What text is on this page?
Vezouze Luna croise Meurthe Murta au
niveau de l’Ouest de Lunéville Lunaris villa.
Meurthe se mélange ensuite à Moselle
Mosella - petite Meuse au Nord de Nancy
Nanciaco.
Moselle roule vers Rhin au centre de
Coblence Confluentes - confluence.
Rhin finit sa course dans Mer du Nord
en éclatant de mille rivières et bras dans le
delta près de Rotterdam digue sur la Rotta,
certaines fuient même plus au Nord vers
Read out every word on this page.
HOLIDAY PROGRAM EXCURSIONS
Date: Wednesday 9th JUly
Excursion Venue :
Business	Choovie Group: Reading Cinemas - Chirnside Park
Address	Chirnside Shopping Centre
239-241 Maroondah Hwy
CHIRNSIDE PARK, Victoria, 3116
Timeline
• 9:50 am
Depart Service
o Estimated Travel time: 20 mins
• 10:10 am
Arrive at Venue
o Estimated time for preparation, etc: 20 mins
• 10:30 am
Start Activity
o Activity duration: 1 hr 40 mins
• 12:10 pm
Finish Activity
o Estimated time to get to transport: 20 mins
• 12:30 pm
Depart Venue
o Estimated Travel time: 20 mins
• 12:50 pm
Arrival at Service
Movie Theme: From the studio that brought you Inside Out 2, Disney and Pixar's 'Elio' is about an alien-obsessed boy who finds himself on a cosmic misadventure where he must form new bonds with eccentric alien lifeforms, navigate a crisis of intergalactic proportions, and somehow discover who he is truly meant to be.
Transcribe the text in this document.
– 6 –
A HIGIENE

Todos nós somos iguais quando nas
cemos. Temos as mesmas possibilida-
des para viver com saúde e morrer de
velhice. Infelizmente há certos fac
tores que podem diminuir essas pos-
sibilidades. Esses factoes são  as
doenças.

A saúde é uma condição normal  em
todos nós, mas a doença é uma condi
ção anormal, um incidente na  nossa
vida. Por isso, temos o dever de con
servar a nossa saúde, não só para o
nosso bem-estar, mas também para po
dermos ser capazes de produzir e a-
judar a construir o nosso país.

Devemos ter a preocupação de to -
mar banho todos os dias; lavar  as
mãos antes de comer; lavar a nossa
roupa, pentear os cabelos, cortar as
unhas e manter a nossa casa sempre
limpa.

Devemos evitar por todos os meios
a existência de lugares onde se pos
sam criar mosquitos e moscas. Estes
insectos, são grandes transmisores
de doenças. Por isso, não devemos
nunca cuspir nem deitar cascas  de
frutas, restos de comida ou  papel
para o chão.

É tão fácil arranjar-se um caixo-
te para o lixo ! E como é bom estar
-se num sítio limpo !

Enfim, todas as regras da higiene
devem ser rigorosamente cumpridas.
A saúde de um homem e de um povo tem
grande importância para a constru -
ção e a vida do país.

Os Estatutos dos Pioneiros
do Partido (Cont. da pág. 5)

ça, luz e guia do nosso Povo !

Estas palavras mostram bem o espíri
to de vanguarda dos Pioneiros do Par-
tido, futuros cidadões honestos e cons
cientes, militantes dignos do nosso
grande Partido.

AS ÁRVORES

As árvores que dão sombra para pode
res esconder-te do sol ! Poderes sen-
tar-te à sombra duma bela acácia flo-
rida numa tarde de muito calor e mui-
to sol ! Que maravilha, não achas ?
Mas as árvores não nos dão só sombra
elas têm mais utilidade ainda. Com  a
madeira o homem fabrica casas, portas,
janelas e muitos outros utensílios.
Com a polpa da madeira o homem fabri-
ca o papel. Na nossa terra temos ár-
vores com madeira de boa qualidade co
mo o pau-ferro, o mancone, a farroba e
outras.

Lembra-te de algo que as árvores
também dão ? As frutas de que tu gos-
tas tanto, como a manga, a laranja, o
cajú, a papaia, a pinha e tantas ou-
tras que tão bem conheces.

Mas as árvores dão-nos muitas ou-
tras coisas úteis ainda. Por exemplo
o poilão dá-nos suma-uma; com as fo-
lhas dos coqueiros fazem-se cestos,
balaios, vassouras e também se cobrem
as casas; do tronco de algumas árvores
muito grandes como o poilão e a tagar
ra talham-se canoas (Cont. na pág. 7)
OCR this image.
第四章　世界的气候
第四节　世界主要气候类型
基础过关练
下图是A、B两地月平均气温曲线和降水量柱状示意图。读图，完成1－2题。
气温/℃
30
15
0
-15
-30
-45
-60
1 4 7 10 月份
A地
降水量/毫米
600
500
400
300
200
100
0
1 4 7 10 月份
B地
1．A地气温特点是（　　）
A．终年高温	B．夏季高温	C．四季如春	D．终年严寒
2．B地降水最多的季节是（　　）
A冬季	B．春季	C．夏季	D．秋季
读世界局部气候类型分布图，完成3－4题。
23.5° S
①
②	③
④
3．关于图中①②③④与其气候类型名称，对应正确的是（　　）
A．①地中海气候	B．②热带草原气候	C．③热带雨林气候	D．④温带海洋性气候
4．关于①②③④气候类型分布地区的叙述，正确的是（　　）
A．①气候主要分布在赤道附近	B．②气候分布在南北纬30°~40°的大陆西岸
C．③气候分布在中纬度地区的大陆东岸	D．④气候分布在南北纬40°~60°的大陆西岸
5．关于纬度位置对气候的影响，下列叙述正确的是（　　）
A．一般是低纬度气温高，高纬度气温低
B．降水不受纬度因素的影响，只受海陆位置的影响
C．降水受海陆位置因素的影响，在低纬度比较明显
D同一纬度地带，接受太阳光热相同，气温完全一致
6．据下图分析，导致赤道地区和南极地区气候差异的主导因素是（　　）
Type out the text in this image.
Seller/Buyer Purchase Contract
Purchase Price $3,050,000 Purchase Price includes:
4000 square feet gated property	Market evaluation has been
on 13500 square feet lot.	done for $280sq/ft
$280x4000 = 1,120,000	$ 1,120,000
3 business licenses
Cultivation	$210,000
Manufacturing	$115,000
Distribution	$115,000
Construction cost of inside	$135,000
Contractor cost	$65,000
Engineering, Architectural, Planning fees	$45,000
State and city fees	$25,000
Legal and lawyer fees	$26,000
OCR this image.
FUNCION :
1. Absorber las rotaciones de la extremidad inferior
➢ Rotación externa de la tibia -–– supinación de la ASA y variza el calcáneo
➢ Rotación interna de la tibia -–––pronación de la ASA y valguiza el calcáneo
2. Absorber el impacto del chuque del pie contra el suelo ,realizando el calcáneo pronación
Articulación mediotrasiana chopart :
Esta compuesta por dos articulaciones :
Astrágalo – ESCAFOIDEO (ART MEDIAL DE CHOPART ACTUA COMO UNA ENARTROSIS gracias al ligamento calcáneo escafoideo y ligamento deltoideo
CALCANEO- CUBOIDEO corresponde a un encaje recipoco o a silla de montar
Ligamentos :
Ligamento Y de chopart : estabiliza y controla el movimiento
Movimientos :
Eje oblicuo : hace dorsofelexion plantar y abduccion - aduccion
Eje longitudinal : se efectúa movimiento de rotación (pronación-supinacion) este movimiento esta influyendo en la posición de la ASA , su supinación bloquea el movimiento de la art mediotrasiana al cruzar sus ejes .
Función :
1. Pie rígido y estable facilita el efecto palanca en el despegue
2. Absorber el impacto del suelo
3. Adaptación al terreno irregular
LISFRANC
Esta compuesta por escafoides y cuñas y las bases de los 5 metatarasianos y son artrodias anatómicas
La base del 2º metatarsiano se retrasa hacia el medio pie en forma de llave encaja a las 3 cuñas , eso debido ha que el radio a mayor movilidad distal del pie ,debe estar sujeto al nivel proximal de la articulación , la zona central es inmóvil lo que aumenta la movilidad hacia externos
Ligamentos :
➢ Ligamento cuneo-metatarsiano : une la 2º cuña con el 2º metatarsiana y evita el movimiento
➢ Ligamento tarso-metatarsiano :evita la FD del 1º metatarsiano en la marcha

> _GIVEN EXERCISE_
Go through the records above, find every line with the word "Venue", and list those lines.

> _SOLUTION BELOW_
Excursion Venue :
Arrive at Venue
Depart Venue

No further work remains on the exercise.